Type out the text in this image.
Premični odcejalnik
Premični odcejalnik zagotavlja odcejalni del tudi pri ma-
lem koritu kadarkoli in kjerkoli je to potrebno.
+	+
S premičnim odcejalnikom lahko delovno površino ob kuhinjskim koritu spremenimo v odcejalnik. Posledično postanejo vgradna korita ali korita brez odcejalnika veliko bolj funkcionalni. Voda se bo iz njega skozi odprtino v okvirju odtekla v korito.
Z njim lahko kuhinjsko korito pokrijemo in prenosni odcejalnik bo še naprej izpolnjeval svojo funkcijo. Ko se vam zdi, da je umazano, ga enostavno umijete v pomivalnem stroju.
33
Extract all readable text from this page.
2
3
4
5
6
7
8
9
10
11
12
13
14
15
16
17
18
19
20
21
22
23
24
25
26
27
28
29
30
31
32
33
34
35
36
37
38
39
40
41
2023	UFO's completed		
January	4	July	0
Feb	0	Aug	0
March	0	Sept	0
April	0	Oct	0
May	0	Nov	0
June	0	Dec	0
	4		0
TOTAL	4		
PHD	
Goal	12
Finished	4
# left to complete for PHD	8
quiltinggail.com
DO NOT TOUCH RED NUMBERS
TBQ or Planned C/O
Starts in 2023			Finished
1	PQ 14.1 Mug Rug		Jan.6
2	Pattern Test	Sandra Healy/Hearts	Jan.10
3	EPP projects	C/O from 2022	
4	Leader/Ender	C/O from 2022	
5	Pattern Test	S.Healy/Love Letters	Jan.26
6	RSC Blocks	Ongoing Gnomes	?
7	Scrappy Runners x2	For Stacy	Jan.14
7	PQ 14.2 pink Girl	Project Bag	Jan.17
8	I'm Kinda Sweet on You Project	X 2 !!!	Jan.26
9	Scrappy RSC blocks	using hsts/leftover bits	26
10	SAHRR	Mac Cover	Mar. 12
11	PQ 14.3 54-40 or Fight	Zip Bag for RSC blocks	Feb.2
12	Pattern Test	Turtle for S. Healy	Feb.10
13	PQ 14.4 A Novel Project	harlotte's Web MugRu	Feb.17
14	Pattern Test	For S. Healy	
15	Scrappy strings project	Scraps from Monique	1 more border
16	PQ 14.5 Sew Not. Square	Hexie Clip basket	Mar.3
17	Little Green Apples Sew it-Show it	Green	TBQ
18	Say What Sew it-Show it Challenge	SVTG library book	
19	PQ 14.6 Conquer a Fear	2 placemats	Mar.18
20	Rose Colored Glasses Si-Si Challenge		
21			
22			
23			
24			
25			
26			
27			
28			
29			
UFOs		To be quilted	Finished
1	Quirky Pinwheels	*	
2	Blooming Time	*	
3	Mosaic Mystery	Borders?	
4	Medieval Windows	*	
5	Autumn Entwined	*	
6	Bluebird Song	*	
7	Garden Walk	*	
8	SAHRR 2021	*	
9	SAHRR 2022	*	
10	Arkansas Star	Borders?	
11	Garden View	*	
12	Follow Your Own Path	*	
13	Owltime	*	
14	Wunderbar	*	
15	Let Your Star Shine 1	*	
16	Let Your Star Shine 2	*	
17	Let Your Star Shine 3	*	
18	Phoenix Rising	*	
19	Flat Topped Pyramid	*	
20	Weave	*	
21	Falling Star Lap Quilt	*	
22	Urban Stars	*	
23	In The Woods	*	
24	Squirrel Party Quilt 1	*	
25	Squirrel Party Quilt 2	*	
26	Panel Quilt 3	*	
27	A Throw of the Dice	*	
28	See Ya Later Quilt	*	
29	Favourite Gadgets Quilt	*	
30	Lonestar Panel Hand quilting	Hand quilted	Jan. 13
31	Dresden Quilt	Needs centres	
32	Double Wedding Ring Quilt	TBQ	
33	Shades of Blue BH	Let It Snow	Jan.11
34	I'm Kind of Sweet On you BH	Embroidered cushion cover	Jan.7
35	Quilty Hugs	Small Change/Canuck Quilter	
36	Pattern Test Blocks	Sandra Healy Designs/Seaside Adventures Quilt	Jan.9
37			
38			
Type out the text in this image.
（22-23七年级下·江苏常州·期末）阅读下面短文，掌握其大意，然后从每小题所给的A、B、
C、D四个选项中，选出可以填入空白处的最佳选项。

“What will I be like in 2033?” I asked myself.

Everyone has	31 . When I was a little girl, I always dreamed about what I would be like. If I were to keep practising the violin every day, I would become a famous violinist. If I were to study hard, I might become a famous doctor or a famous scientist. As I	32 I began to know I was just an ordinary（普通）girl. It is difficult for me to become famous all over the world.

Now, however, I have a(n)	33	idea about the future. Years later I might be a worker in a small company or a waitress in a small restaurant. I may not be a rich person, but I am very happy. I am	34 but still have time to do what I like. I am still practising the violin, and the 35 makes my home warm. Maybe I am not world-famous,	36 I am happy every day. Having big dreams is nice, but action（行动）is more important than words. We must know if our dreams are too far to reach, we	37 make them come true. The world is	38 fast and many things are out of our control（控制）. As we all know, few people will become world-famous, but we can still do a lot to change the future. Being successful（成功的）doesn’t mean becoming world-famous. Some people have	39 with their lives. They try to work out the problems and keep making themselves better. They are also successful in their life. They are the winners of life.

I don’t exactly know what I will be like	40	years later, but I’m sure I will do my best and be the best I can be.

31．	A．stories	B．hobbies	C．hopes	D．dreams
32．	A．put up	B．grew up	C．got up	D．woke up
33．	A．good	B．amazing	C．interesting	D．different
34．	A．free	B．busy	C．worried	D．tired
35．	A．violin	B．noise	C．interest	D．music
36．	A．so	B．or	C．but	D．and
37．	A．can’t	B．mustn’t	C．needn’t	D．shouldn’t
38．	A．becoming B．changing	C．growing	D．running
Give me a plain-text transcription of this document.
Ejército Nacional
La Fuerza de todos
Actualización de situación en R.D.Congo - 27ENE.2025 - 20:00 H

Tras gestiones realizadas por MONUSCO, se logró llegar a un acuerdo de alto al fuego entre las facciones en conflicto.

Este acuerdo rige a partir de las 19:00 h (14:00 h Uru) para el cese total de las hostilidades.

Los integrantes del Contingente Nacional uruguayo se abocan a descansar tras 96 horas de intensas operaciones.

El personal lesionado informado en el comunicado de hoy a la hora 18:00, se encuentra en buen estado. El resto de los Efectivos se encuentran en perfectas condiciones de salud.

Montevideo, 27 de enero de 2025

Written task: Please reproduce every line of the material word for word.

Written response:
Type out the text in this image.
Premični odcejalnik
Premični odcejalnik zagotavlja odcejalni del tudi pri ma-
lem koritu kadarkoli in kjerkoli je to potrebno.
+	+
S premičnim odcejalnikom lahko delovno površino ob kuhinjskim koritu spremenimo v odcejalnik. Posledično postanejo vgradna korita ali korita brez odcejalnika veliko bolj funkcionalni. Voda se bo iz njega skozi odprtino v okvirju odtekla v korito.
Z njim lahko kuhinjsko korito pokrijemo in prenosni odcejalnik bo še naprej izpolnjeval svojo funkcijo. Ko se vam zdi, da je umazano, ga enostavno umijete v pomivalnem stroju.
33
Extract all readable text from this page.
2
3
4
5
6
7
8
9
10
11
12
13
14
15
16
17
18
19
20
21
22
23
24
25
26
27
28
29
30
31
32
33
34
35
36
37
38
39
40
41
2023	UFO's completed		
January	4	July	0
Feb	0	Aug	0
March	0	Sept	0
April	0	Oct	0
May	0	Nov	0
June	0	Dec	0
	4		0
TOTAL	4		
PHD	
Goal	12
Finished	4
# left to complete for PHD	8
quiltinggail.com
DO NOT TOUCH RED NUMBERS
TBQ or Planned C/O
Starts in 2023			Finished
1	PQ 14.1 Mug Rug		Jan.6
2	Pattern Test	Sandra Healy/Hearts	Jan.10
3	EPP projects	C/O from 2022	
4	Leader/Ender	C/O from 2022	
5	Pattern Test	S.Healy/Love Letters	Jan.26
6	RSC Blocks	Ongoing Gnomes	?
7	Scrappy Runners x2	For Stacy	Jan.14
7	PQ 14.2 pink Girl	Project Bag	Jan.17
8	I'm Kinda Sweet on You Project	X 2 !!!	Jan.26
9	Scrappy RSC blocks	using hsts/leftover bits	26
10	SAHRR	Mac Cover	Mar. 12
11	PQ 14.3 54-40 or Fight	Zip Bag for RSC blocks	Feb.2
12	Pattern Test	Turtle for S. Healy	Feb.10
13	PQ 14.4 A Novel Project	harlotte's Web MugRu	Feb.17
14	Pattern Test	For S. Healy	
15	Scrappy strings project	Scraps from Monique	1 more border
16	PQ 14.5 Sew Not. Square	Hexie Clip basket	Mar.3
17	Little Green Apples Sew it-Show it	Green	TBQ
18	Say What Sew it-Show it Challenge	SVTG library book	
19	PQ 14.6 Conquer a Fear	2 placemats	Mar.18
20	Rose Colored Glasses Si-Si Challenge		
21			
22			
23			
24			
25			
26			
27			
28			
29			
UFOs		To be quilted	Finished
1	Quirky Pinwheels	*	
2	Blooming Time	*	
3	Mosaic Mystery	Borders?	
4	Medieval Windows	*	
5	Autumn Entwined	*	
6	Bluebird Song	*	
7	Garden Walk	*	
8	SAHRR 2021	*	
9	SAHRR 2022	*	
10	Arkansas Star	Borders?	
11	Garden View	*	
12	Follow Your Own Path	*	
13	Owltime	*	
14	Wunderbar	*	
15	Let Your Star Shine 1	*	
16	Let Your Star Shine 2	*	
17	Let Your Star Shine 3	*	
18	Phoenix Rising	*	
19	Flat Topped Pyramid	*	
20	Weave	*	
21	Falling Star Lap Quilt	*	
22	Urban Stars	*	
23	In The Woods	*	
24	Squirrel Party Quilt 1	*	
25	Squirrel Party Quilt 2	*	
26	Panel Quilt 3	*	
27	A Throw of the Dice	*	
28	See Ya Later Quilt	*	
29	Favourite Gadgets Quilt	*	
30	Lonestar Panel Hand quilting	Hand quilted	Jan. 13
31	Dresden Quilt	Needs centres	
32	Double Wedding Ring Quilt	TBQ	
33	Shades of Blue BH	Let It Snow	Jan.11
34	I'm Kind of Sweet On you BH	Embroidered cushion cover	Jan.7
35	Quilty Hugs	Small Change/Canuck Quilter	
36	Pattern Test Blocks	Sandra Healy Designs/Seaside Adventures Quilt	Jan.9
37			
38			
Type out the text in this image.
（22-23七年级下·江苏常州·期末）阅读下面短文，掌握其大意，然后从每小题所给的A、B、
C、D四个选项中，选出可以填入空白处的最佳选项。

“What will I be like in 2033?” I asked myself.

Everyone has	31 . When I was a little girl, I always dreamed about what I would be like. If I were to keep practising the violin every day, I would become a famous violinist. If I were to study hard, I might become a famous doctor or a famous scientist. As I	32 I began to know I was just an ordinary（普通）girl. It is difficult for me to become famous all over the world.

Now, however, I have a(n)	33	idea about the future. Years later I might be a worker in a small company or a waitress in a small restaurant. I may not be a rich person, but I am very happy. I am	34 but still have time to do what I like. I am still practising the violin, and the 35 makes my home warm. Maybe I am not world-famous,	36 I am happy every day. Having big dreams is nice, but action（行动）is more important than words. We must know if our dreams are too far to reach, we	37 make them come true. The world is	38 fast and many things are out of our control（控制）. As we all know, few people will become world-famous, but we can still do a lot to change the future. Being successful（成功的）doesn’t mean becoming world-famous. Some people have	39 with their lives. They try to work out the problems and keep making themselves better. They are also successful in their life. They are the winners of life.

I don’t exactly know what I will be like	40	years later, but I’m sure I will do my best and be the best I can be.

31．	A．stories	B．hobbies	C．hopes	D．dreams
32．	A．put up	B．grew up	C．got up	D．woke up
33．	A．good	B．amazing	C．interesting	D．different
34．	A．free	B．busy	C．worried	D．tired
35．	A．violin	B．noise	C．interest	D．music
36．	A．so	B．or	C．but	D．and
37．	A．can’t	B．mustn’t	C．needn’t	D．shouldn’t
38．	A．becoming B．changing	C．growing	D．running
Give me a plain-text transcription of this document.
Ejército Nacional
La Fuerza de todos
Actualización de situación en R.D.Congo - 27ENE.2025 - 20:00 H

Tras gestiones realizadas por MONUSCO, se logró llegar a un acuerdo de alto al fuego entre las facciones en conflicto.

Este acuerdo rige a partir de las 19:00 h (14:00 h Uru) para el cese total de las hostilidades.

Los integrantes del Contingente Nacional uruguayo se abocan a descansar tras 96 horas de intensas operaciones.

El personal lesionado informado en el comunicado de hoy a la hora 18:00, se encuentra en buen estado. El resto de los Efectivos se encuentran en perfectas condiciones de salud.

Montevideo, 27 de enero de 2025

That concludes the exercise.